Task description: Return the material word for word. Do not include pictures.

Chart and figure data
%%

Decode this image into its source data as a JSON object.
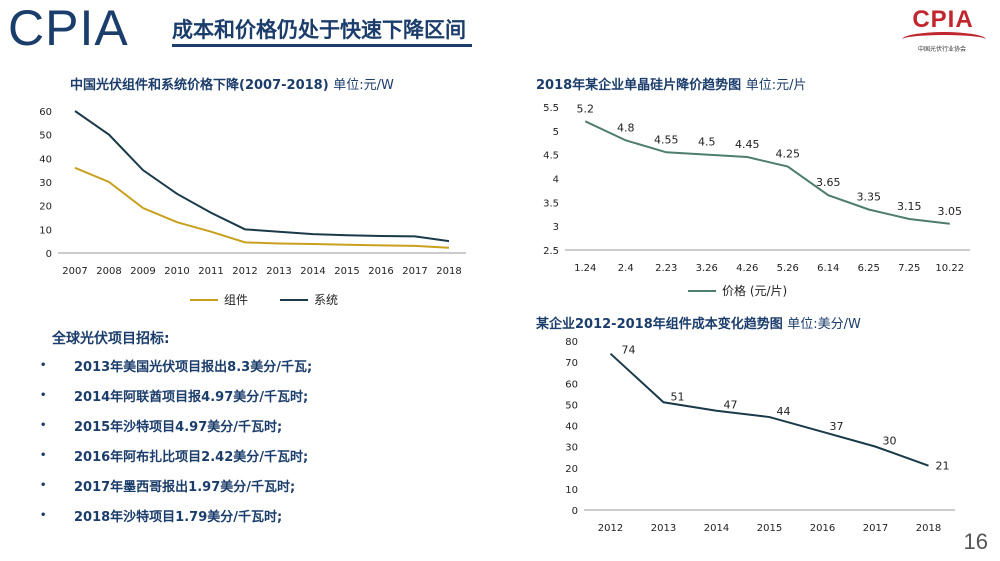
{
  "header": {
    "logo": "CPIA",
    "title": "成本和价格仍处于快速下降区间",
    "brand_mark": "CPIA",
    "brand_sub": "中国光伏行业协会"
  },
  "page_number": "16",
  "bids": {
    "heading": "全球光伏项目招标:",
    "items": [
      "2013年美国光伏项目报出8.3美分/千瓦;",
      "2014年阿联酋项目报4.97美分/千瓦时;",
      "2015年沙特项目4.97美分/千瓦时;",
      "2016年阿布扎比项目2.42美分/千瓦时;",
      "2017年墨西哥报出1.97美分/千瓦时;",
      "2018年沙特项目1.79美分/千瓦时;"
    ]
  },
  "chart_titles": {
    "c1_main": "中国光伏组件和系统价格下降(2007-2018)",
    "c1_unit": "单位:元/W",
    "c2_main": "2018年某企业单晶硅片降价趋势图",
    "c2_unit": "单位:元/片",
    "c3_main": "某企业2012-2018年组件成本变化趋势图",
    "c3_unit": "单位:美分/W"
  },
  "chart_data": [
    {
      "type": "line",
      "title": "中国光伏组件和系统价格下降(2007-2018) 单位:元/W",
      "categories": [
        "2007",
        "2008",
        "2009",
        "2010",
        "2011",
        "2012",
        "2013",
        "2014",
        "2015",
        "2016",
        "2017",
        "2018"
      ],
      "series": [
        {
          "name": "组件",
          "color": "#c8a01e",
          "values": [
            36,
            30,
            19,
            13,
            9,
            4.5,
            4,
            3.8,
            3.5,
            3.2,
            3,
            2.2
          ]
        },
        {
          "name": "系统",
          "color": "#1a3a4a",
          "values": [
            60,
            50,
            35,
            25,
            17,
            10,
            9,
            8,
            7.5,
            7.2,
            7,
            5
          ]
        }
      ],
      "ylim": [
        0,
        60
      ],
      "yticks": [
        0,
        10,
        20,
        30,
        40,
        50,
        60
      ],
      "grid": false,
      "legend": "bottom"
    },
    {
      "type": "line",
      "title": "2018年某企业单晶硅片降价趋势图 单位:元/片",
      "categories": [
        "1.24",
        "2.4",
        "2.23",
        "3.26",
        "4.26",
        "5.26",
        "6.14",
        "6.25",
        "7.25",
        "10.22"
      ],
      "series": [
        {
          "name": "价格 (元/片)",
          "color": "#4e7d6c",
          "values": [
            5.2,
            4.8,
            4.55,
            4.5,
            4.45,
            4.25,
            3.65,
            3.35,
            3.15,
            3.05
          ]
        }
      ],
      "data_labels": [
        "5.2",
        "4.8",
        "4.55",
        "4.5",
        "4.45",
        "4.25",
        "3.65",
        "3.35",
        "3.15",
        "3.05"
      ],
      "ylim": [
        2.5,
        5.5
      ],
      "yticks": [
        "2.5",
        "3",
        "3.5",
        "4",
        "4.5",
        "5",
        "5.5"
      ],
      "grid": false,
      "legend": "bottom"
    },
    {
      "type": "line",
      "title": "某企业2012-2018年组件成本变化趋势图 单位:美分/W",
      "categories": [
        "2012",
        "2013",
        "2014",
        "2015",
        "2016",
        "2017",
        "2018"
      ],
      "series": [
        {
          "color": "#1a3a4a",
          "values": [
            74,
            51,
            47,
            44,
            37,
            30,
            21
          ]
        }
      ],
      "data_labels": [
        "74",
        "51",
        "47",
        "44",
        "37",
        "30",
        "21"
      ],
      "ylim": [
        0,
        80
      ],
      "yticks": [
        0,
        10,
        20,
        30,
        40,
        50,
        60,
        70,
        80
      ],
      "grid": false
    }
  ]
}
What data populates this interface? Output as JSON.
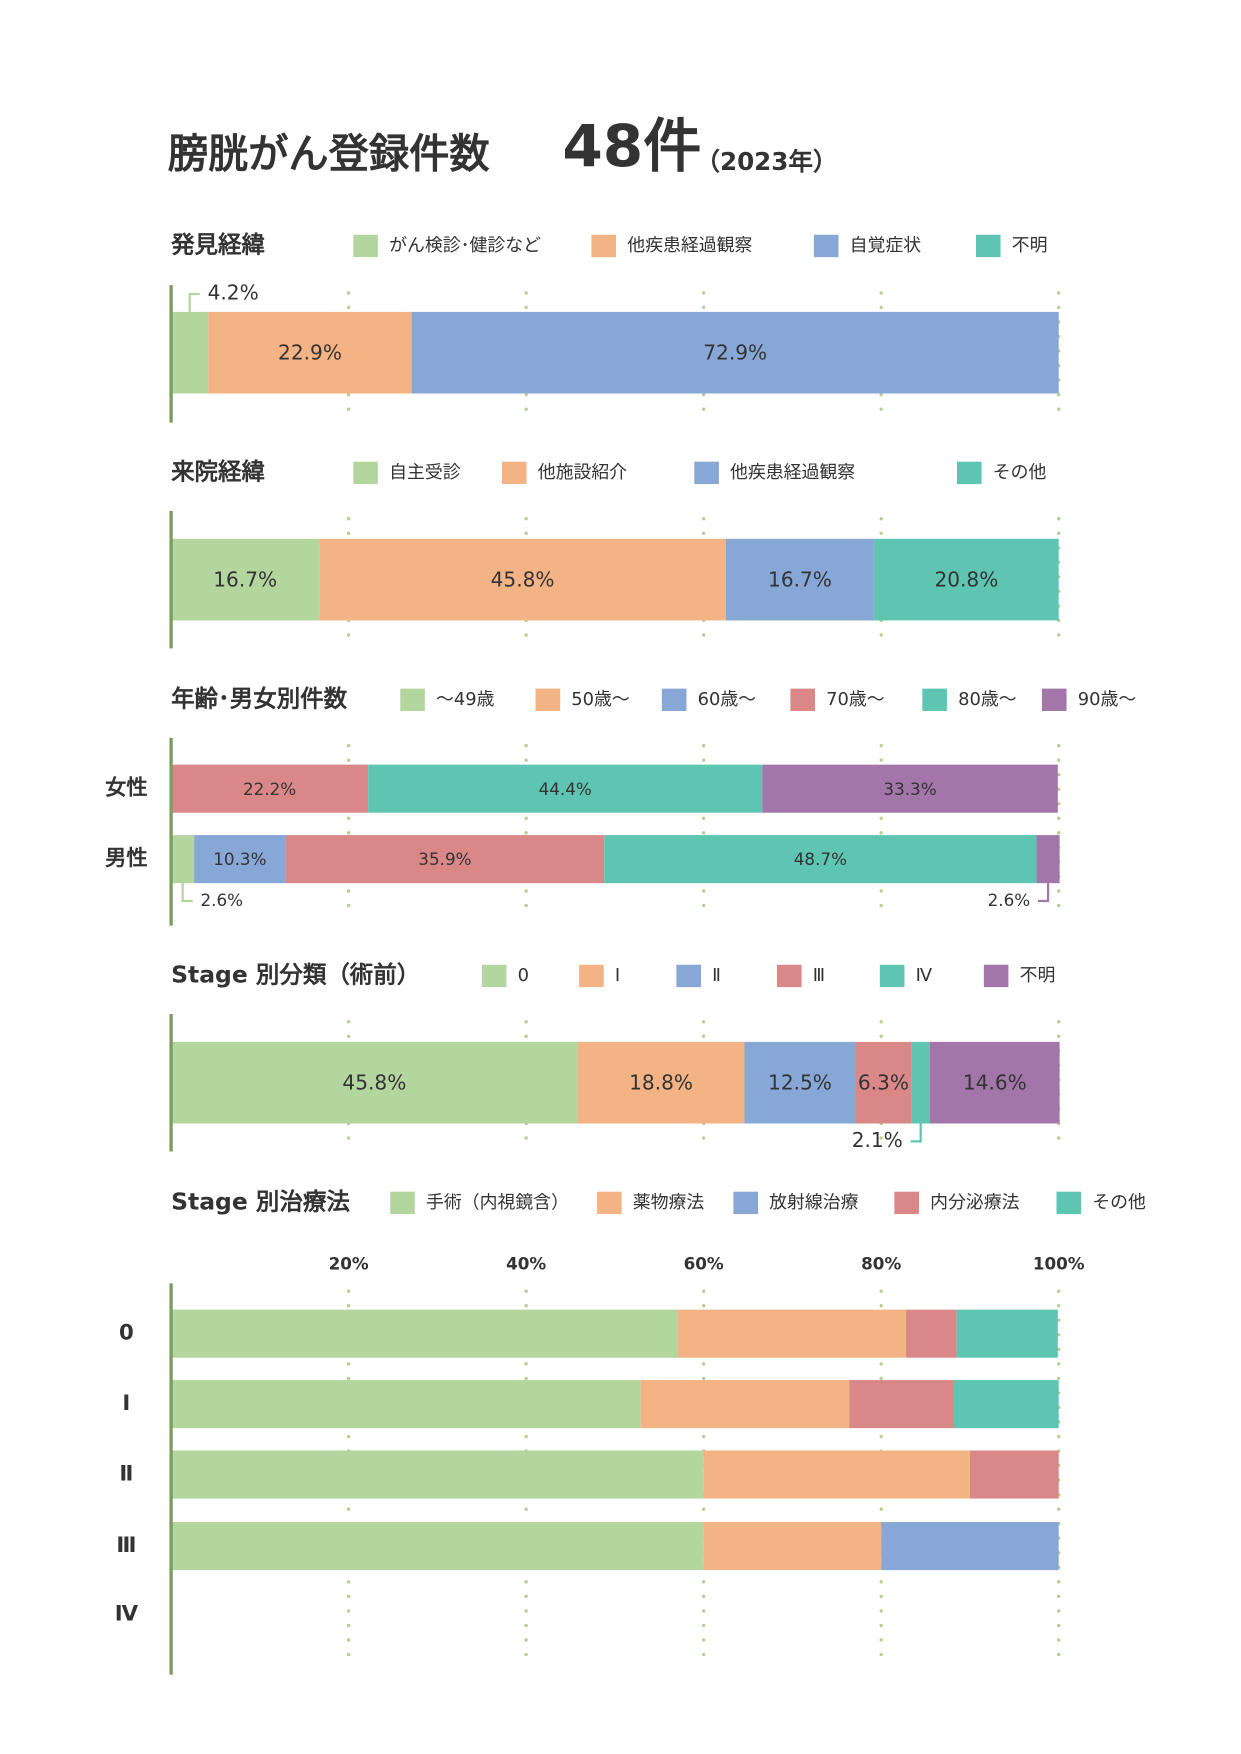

%%

Written response:
Decode this image into its source data as a JSON object.
{
  "header": {
    "logo": "CPIA",
    "title": "成本和价格仍处于快速下降区间",
    "brand_mark": "CPIA",
    "brand_sub": "中国光伏行业协会"
  },
  "page_number": "16",
  "bids": {
    "heading": "全球光伏项目招标:",
    "items": [
      "2013年美国光伏项目报出8.3美分/千瓦;",
      "2014年阿联酋项目报4.97美分/千瓦时;",
      "2015年沙特项目4.97美分/千瓦时;",
      "2016年阿布扎比项目2.42美分/千瓦时;",
      "2017年墨西哥报出1.97美分/千瓦时;",
      "2018年沙特项目1.79美分/千瓦时;"
    ]
  },
  "chart_titles": {
    "c1_main": "中国光伏组件和系统价格下降(2007-2018)",
    "c1_unit": "单位:元/W",
    "c2_main": "2018年某企业单晶硅片降价趋势图",
    "c2_unit": "单位:元/片",
    "c3_main": "某企业2012-2018年组件成本变化趋势图",
    "c3_unit": "单位:美分/W"
  },
  "chart_data": [
    {
      "type": "line",
      "title": "中国光伏组件和系统价格下降(2007-2018) 单位:元/W",
      "categories": [
        "2007",
        "2008",
        "2009",
        "2010",
        "2011",
        "2012",
        "2013",
        "2014",
        "2015",
        "2016",
        "2017",
        "2018"
      ],
      "series": [
        {
          "name": "组件",
          "color": "#c8a01e",
          "values": [
            36,
            30,
            19,
            13,
            9,
            4.5,
            4,
            3.8,
            3.5,
            3.2,
            3,
            2.2
          ]
        },
        {
          "name": "系统",
          "color": "#1a3a4a",
          "values": [
            60,
            50,
            35,
            25,
            17,
            10,
            9,
            8,
            7.5,
            7.2,
            7,
            5
          ]
        }
      ],
      "ylim": [
        0,
        60
      ],
      "yticks": [
        0,
        10,
        20,
        30,
        40,
        50,
        60
      ],
      "grid": false,
      "legend": "bottom"
    },
    {
      "type": "line",
      "title": "2018年某企业单晶硅片降价趋势图 单位:元/片",
      "categories": [
        "1.24",
        "2.4",
        "2.23",
        "3.26",
        "4.26",
        "5.26",
        "6.14",
        "6.25",
        "7.25",
        "10.22"
      ],
      "series": [
        {
          "name": "价格 (元/片)",
          "color": "#4e7d6c",
          "values": [
            5.2,
            4.8,
            4.55,
            4.5,
            4.45,
            4.25,
            3.65,
            3.35,
            3.15,
            3.05
          ]
        }
      ],
      "data_labels": [
        "5.2",
        "4.8",
        "4.55",
        "4.5",
        "4.45",
        "4.25",
        "3.65",
        "3.35",
        "3.15",
        "3.05"
      ],
      "ylim": [
        2.5,
        5.5
      ],
      "yticks": [
        "2.5",
        "3",
        "3.5",
        "4",
        "4.5",
        "5",
        "5.5"
      ],
      "grid": false,
      "legend": "bottom"
    },
    {
      "type": "line",
      "title": "某企业2012-2018年组件成本变化趋势图 单位:美分/W",
      "categories": [
        "2012",
        "2013",
        "2014",
        "2015",
        "2016",
        "2017",
        "2018"
      ],
      "series": [
        {
          "color": "#1a3a4a",
          "values": [
            74,
            51,
            47,
            44,
            37,
            30,
            21
          ]
        }
      ],
      "data_labels": [
        "74",
        "51",
        "47",
        "44",
        "37",
        "30",
        "21"
      ],
      "ylim": [
        0,
        80
      ],
      "yticks": [
        0,
        10,
        20,
        30,
        40,
        50,
        60,
        70,
        80
      ],
      "grid": false
    }
  ]
}
What data populates this interface? Output as JSON.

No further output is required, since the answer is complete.